Task to complete> Nothing may be dropped or altered: reproduce all the data.

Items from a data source
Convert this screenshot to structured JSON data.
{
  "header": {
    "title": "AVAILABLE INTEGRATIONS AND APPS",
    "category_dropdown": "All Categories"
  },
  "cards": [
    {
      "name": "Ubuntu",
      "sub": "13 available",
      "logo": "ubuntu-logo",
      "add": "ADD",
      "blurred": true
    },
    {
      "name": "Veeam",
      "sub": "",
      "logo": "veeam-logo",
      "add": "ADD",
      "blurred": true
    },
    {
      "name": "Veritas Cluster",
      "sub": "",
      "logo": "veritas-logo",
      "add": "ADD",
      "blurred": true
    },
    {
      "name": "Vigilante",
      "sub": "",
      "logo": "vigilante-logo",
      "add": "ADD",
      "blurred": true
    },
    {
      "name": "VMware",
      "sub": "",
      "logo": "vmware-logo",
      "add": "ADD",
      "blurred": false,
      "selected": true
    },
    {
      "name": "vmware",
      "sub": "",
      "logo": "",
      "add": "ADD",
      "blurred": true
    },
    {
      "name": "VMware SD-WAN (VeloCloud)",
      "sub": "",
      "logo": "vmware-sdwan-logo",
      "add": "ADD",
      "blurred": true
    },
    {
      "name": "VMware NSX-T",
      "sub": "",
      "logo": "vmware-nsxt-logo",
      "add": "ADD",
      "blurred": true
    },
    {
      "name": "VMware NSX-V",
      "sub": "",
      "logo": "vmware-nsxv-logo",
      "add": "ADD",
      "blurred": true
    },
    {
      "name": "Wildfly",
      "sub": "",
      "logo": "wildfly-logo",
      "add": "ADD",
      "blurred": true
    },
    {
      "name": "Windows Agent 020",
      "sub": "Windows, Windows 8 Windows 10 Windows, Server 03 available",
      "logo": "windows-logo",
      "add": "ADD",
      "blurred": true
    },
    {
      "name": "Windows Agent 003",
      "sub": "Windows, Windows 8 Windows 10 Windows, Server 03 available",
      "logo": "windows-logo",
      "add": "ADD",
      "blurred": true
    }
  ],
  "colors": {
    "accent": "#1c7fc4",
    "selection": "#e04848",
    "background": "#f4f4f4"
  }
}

Response to this exercise>
Convert this screenshot to structured JSON data.
{
  "header": {
    "title": "AVAILABLE INTEGRATIONS AND APPS",
    "category_dropdown": "All Categories"
  },
  "cards": [
    {
      "name": "Ubuntu",
      "sub": "13 available",
      "logo": "ubuntu-logo",
      "add": "ADD",
      "blurred": true
    },
    {
      "name": "Veeam",
      "sub": "",
      "logo": "veeam-logo",
      "add": "ADD",
      "blurred": true
    },
    {
      "name": "Veritas Cluster",
      "sub": "",
      "logo": "veritas-logo",
      "add": "ADD",
      "blurred": true
    },
    {
      "name": "Vigilante",
      "sub": "",
      "logo": "vigilante-logo",
      "add": "ADD",
      "blurred": true
    },
    {
      "name": "VMware",
      "sub": "",
      "logo": "vmware-logo",
      "add": "ADD",
      "blurred": false,
      "selected": true
    },
    {
      "name": "vmware",
      "sub": "",
      "logo": "",
      "add": "ADD",
      "blurred": true
    },
    {
      "name": "VMware SD-WAN (VeloCloud)",
      "sub": "",
      "logo": "vmware-sdwan-logo",
      "add": "ADD",
      "blurred": true
    },
    {
      "name": "VMware NSX-T",
      "sub": "",
      "logo": "vmware-nsxt-logo",
      "add": "ADD",
      "blurred": true
    },
    {
      "name": "VMware NSX-V",
      "sub": "",
      "logo": "vmware-nsxv-logo",
      "add": "ADD",
      "blurred": true
    },
    {
      "name": "Wildfly",
      "sub": "",
      "logo": "wildfly-logo",
      "add": "ADD",
      "blurred": true
    },
    {
      "name": "Windows Agent 020",
      "sub": "Windows, Windows 8 Windows 10 Windows, Server 03 available",
      "logo": "windows-logo",
      "add": "ADD",
      "blurred": true
    },
    {
      "name": "Windows Agent 003",
      "sub": "Windows, Windows 8 Windows 10 Windows, Server 03 available",
      "logo": "windows-logo",
      "add": "ADD",
      "blurred": true
    }
  ],
  "colors": {
    "accent": "#1c7fc4",
    "selection": "#e04848",
    "background": "#f4f4f4"
  }
}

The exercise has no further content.